● **Request**: Reproduce every line of the records below character for character. Keep the original order and all bbox values.

------------------------------

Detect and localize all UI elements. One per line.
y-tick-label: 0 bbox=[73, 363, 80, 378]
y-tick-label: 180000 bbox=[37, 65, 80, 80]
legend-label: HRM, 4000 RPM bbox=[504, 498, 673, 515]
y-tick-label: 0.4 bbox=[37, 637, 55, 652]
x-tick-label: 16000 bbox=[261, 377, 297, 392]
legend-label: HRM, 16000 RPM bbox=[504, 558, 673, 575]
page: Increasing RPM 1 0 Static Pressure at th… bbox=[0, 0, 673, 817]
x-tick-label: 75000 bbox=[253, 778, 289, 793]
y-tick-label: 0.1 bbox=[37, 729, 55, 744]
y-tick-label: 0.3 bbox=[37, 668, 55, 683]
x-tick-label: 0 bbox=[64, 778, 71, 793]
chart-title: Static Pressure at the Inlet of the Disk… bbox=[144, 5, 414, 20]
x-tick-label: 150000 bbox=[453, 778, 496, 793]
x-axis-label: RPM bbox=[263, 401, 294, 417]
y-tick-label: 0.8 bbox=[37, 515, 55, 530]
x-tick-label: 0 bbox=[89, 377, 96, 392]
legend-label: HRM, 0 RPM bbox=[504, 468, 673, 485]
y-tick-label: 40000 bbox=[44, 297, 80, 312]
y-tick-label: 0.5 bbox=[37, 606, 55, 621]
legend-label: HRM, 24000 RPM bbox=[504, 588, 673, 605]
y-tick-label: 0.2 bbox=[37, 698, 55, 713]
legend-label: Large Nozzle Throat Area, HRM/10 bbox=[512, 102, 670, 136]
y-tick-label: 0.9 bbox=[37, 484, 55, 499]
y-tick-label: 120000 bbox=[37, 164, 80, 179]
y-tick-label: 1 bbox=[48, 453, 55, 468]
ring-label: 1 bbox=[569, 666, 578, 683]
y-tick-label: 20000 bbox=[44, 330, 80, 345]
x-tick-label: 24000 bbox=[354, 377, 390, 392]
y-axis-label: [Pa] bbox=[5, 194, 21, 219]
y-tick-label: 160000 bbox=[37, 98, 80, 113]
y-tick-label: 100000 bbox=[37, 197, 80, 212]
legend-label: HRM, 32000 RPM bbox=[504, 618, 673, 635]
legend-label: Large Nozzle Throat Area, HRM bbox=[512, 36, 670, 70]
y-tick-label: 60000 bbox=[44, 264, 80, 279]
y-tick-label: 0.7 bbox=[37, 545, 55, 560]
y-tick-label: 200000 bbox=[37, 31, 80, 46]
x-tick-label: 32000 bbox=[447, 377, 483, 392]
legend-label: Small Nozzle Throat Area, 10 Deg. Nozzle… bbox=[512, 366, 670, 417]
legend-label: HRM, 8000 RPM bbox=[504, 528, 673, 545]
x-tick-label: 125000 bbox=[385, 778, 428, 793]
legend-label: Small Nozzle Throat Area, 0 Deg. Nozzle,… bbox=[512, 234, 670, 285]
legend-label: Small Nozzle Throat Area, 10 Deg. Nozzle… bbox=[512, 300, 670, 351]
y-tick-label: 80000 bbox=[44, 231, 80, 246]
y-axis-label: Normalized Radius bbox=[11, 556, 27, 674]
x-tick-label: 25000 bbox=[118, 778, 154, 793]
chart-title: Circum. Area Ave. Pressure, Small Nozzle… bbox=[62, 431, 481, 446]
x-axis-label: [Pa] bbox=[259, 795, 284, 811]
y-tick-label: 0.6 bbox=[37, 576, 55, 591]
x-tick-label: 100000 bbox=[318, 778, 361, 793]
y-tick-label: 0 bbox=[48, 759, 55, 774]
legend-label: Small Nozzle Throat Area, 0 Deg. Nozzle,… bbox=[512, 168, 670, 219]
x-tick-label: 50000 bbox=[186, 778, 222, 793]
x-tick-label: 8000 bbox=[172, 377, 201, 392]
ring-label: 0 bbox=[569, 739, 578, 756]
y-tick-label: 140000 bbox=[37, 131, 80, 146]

------------------------------

● **Response to the exercise**:
Detect and localize all UI elements. One per line.
y-tick-label: 0 bbox=[73, 363, 80, 378]
y-tick-label: 180000 bbox=[37, 65, 80, 80]
legend-label: HRM, 4000 RPM bbox=[504, 498, 673, 515]
y-tick-label: 0.4 bbox=[37, 637, 55, 652]
x-tick-label: 16000 bbox=[261, 377, 297, 392]
legend-label: HRM, 16000 RPM bbox=[504, 558, 673, 575]
page: Increasing RPM 1 0 Static Pressure at th… bbox=[0, 0, 673, 817]
x-tick-label: 75000 bbox=[253, 778, 289, 793]
y-tick-label: 0.1 bbox=[37, 729, 55, 744]
y-tick-label: 0.3 bbox=[37, 668, 55, 683]
x-tick-label: 0 bbox=[64, 778, 71, 793]
chart-title: Static Pressure at the Inlet of the Disk… bbox=[144, 5, 414, 20]
x-tick-label: 150000 bbox=[453, 778, 496, 793]
x-axis-label: RPM bbox=[263, 401, 294, 417]
y-tick-label: 0.8 bbox=[37, 515, 55, 530]
x-tick-label: 0 bbox=[89, 377, 96, 392]
legend-label: HRM, 0 RPM bbox=[504, 468, 673, 485]
y-tick-label: 40000 bbox=[44, 297, 80, 312]
y-tick-label: 0.5 bbox=[37, 606, 55, 621]
legend-label: HRM, 24000 RPM bbox=[504, 588, 673, 605]
y-tick-label: 0.2 bbox=[37, 698, 55, 713]
legend-label: Large Nozzle Throat Area, HRM/10 bbox=[512, 102, 670, 136]
y-tick-label: 0.9 bbox=[37, 484, 55, 499]
y-tick-label: 120000 bbox=[37, 164, 80, 179]
y-tick-label: 1 bbox=[48, 453, 55, 468]
ring-label: 1 bbox=[569, 666, 578, 683]
y-tick-label: 20000 bbox=[44, 330, 80, 345]
x-tick-label: 24000 bbox=[354, 377, 390, 392]
y-axis-label: [Pa] bbox=[5, 194, 21, 219]
y-tick-label: 160000 bbox=[37, 98, 80, 113]
y-tick-label: 100000 bbox=[37, 197, 80, 212]
legend-label: HRM, 32000 RPM bbox=[504, 618, 673, 635]
legend-label: Large Nozzle Throat Area, HRM bbox=[512, 36, 670, 70]
y-tick-label: 60000 bbox=[44, 264, 80, 279]
y-tick-label: 0.7 bbox=[37, 545, 55, 560]
y-tick-label: 200000 bbox=[37, 31, 80, 46]
x-tick-label: 32000 bbox=[447, 377, 483, 392]
legend-label: Small Nozzle Throat Area, 10 Deg. Nozzle… bbox=[512, 366, 670, 417]
legend-label: HRM, 8000 RPM bbox=[504, 528, 673, 545]
x-tick-label: 125000 bbox=[385, 778, 428, 793]
legend-label: Small Nozzle Throat Area, 0 Deg. Nozzle,… bbox=[512, 234, 670, 285]
legend-label: Small Nozzle Throat Area, 10 Deg. Nozzle… bbox=[512, 300, 670, 351]
y-tick-label: 80000 bbox=[44, 231, 80, 246]
y-axis-label: Normalized Radius bbox=[11, 556, 27, 674]
x-tick-label: 25000 bbox=[118, 778, 154, 793]
chart-title: Circum. Area Ave. Pressure, Small Nozzle… bbox=[62, 431, 481, 446]
x-axis-label: [Pa] bbox=[259, 795, 284, 811]
y-tick-label: 0.6 bbox=[37, 576, 55, 591]
x-tick-label: 100000 bbox=[318, 778, 361, 793]
y-tick-label: 0 bbox=[48, 759, 55, 774]
legend-label: Small Nozzle Throat Area, 0 Deg. Nozzle,… bbox=[512, 168, 670, 219]
x-tick-label: 50000 bbox=[186, 778, 222, 793]
x-tick-label: 8000 bbox=[172, 377, 201, 392]
ring-label: 0 bbox=[569, 739, 578, 756]
y-tick-label: 140000 bbox=[37, 131, 80, 146]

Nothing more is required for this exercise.